**Requirements**
Omit every picture and write out the rest of the records exactly.

**Records supplied**
○ ○ ○ ○

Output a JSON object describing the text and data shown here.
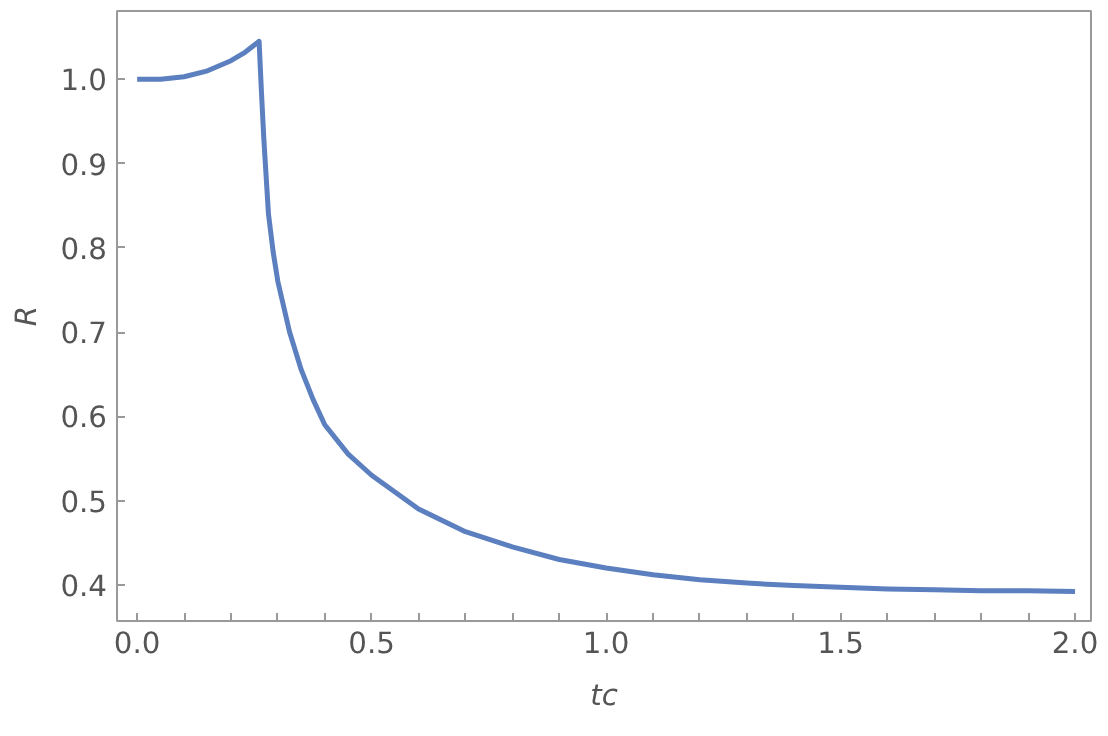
{
  "chart_data": {
    "type": "line",
    "xlabel": "tc",
    "ylabel": "R",
    "x": [
      0.0,
      0.05,
      0.1,
      0.15,
      0.2,
      0.23,
      0.26,
      0.265,
      0.27,
      0.28,
      0.29,
      0.3,
      0.325,
      0.35,
      0.375,
      0.4,
      0.45,
      0.5,
      0.6,
      0.7,
      0.8,
      0.9,
      1.0,
      1.1,
      1.2,
      1.3,
      1.4,
      1.5,
      1.6,
      1.7,
      1.8,
      1.9,
      2.0
    ],
    "series": [
      {
        "color": "#5b7fbf",
        "values": [
          1.0,
          1.0,
          1.003,
          1.01,
          1.022,
          1.032,
          1.045,
          0.985,
          0.93,
          0.84,
          0.795,
          0.76,
          0.7,
          0.655,
          0.62,
          0.59,
          0.555,
          0.53,
          0.49,
          0.463,
          0.445,
          0.43,
          0.42,
          0.412,
          0.406,
          0.402,
          0.399,
          0.397,
          0.395,
          0.394,
          0.393,
          0.393,
          0.392
        ]
      }
    ],
    "xlim": [
      -0.043,
      2.034
    ],
    "ylim": [
      0.357,
      1.081
    ],
    "xticks": [
      {
        "value": 0.0,
        "label": "0.0"
      },
      {
        "value": 0.1,
        "label": null
      },
      {
        "value": 0.2,
        "label": null
      },
      {
        "value": 0.3,
        "label": null
      },
      {
        "value": 0.4,
        "label": null
      },
      {
        "value": 0.5,
        "label": "0.5"
      },
      {
        "value": 0.6,
        "label": null
      },
      {
        "value": 0.7,
        "label": null
      },
      {
        "value": 0.8,
        "label": null
      },
      {
        "value": 0.9,
        "label": null
      },
      {
        "value": 1.0,
        "label": "1.0"
      },
      {
        "value": 1.1,
        "label": null
      },
      {
        "value": 1.2,
        "label": null
      },
      {
        "value": 1.3,
        "label": null
      },
      {
        "value": 1.4,
        "label": null
      },
      {
        "value": 1.5,
        "label": "1.5"
      },
      {
        "value": 1.6,
        "label": null
      },
      {
        "value": 1.7,
        "label": null
      },
      {
        "value": 1.8,
        "label": null
      },
      {
        "value": 1.9,
        "label": null
      },
      {
        "value": 2.0,
        "label": "2.0"
      }
    ],
    "yticks": [
      {
        "value": 0.4,
        "label": "0.4"
      },
      {
        "value": 0.5,
        "label": "0.5"
      },
      {
        "value": 0.6,
        "label": "0.6"
      },
      {
        "value": 0.7,
        "label": "0.7"
      },
      {
        "value": 0.8,
        "label": "0.8"
      },
      {
        "value": 0.9,
        "label": "0.9"
      },
      {
        "value": 1.0,
        "label": "1.0"
      }
    ],
    "grid": false,
    "line_style": "solid",
    "marker": "none"
  }
}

○ ○ ○ ○

**Written reply**
Output a JSON object describing the text and data shown here.
{
  "chart_data": {
    "type": "line",
    "xlabel": "tc",
    "ylabel": "R",
    "x": [
      0.0,
      0.05,
      0.1,
      0.15,
      0.2,
      0.23,
      0.26,
      0.265,
      0.27,
      0.28,
      0.29,
      0.3,
      0.325,
      0.35,
      0.375,
      0.4,
      0.45,
      0.5,
      0.6,
      0.7,
      0.8,
      0.9,
      1.0,
      1.1,
      1.2,
      1.3,
      1.4,
      1.5,
      1.6,
      1.7,
      1.8,
      1.9,
      2.0
    ],
    "series": [
      {
        "color": "#5b7fbf",
        "values": [
          1.0,
          1.0,
          1.003,
          1.01,
          1.022,
          1.032,
          1.045,
          0.985,
          0.93,
          0.84,
          0.795,
          0.76,
          0.7,
          0.655,
          0.62,
          0.59,
          0.555,
          0.53,
          0.49,
          0.463,
          0.445,
          0.43,
          0.42,
          0.412,
          0.406,
          0.402,
          0.399,
          0.397,
          0.395,
          0.394,
          0.393,
          0.393,
          0.392
        ]
      }
    ],
    "xlim": [
      -0.043,
      2.034
    ],
    "ylim": [
      0.357,
      1.081
    ],
    "xticks": [
      {
        "value": 0.0,
        "label": "0.0"
      },
      {
        "value": 0.1,
        "label": null
      },
      {
        "value": 0.2,
        "label": null
      },
      {
        "value": 0.3,
        "label": null
      },
      {
        "value": 0.4,
        "label": null
      },
      {
        "value": 0.5,
        "label": "0.5"
      },
      {
        "value": 0.6,
        "label": null
      },
      {
        "value": 0.7,
        "label": null
      },
      {
        "value": 0.8,
        "label": null
      },
      {
        "value": 0.9,
        "label": null
      },
      {
        "value": 1.0,
        "label": "1.0"
      },
      {
        "value": 1.1,
        "label": null
      },
      {
        "value": 1.2,
        "label": null
      },
      {
        "value": 1.3,
        "label": null
      },
      {
        "value": 1.4,
        "label": null
      },
      {
        "value": 1.5,
        "label": "1.5"
      },
      {
        "value": 1.6,
        "label": null
      },
      {
        "value": 1.7,
        "label": null
      },
      {
        "value": 1.8,
        "label": null
      },
      {
        "value": 1.9,
        "label": null
      },
      {
        "value": 2.0,
        "label": "2.0"
      }
    ],
    "yticks": [
      {
        "value": 0.4,
        "label": "0.4"
      },
      {
        "value": 0.5,
        "label": "0.5"
      },
      {
        "value": 0.6,
        "label": "0.6"
      },
      {
        "value": 0.7,
        "label": "0.7"
      },
      {
        "value": 0.8,
        "label": "0.8"
      },
      {
        "value": 0.9,
        "label": "0.9"
      },
      {
        "value": 1.0,
        "label": "1.0"
      }
    ],
    "grid": false,
    "line_style": "solid",
    "marker": "none"
  }
}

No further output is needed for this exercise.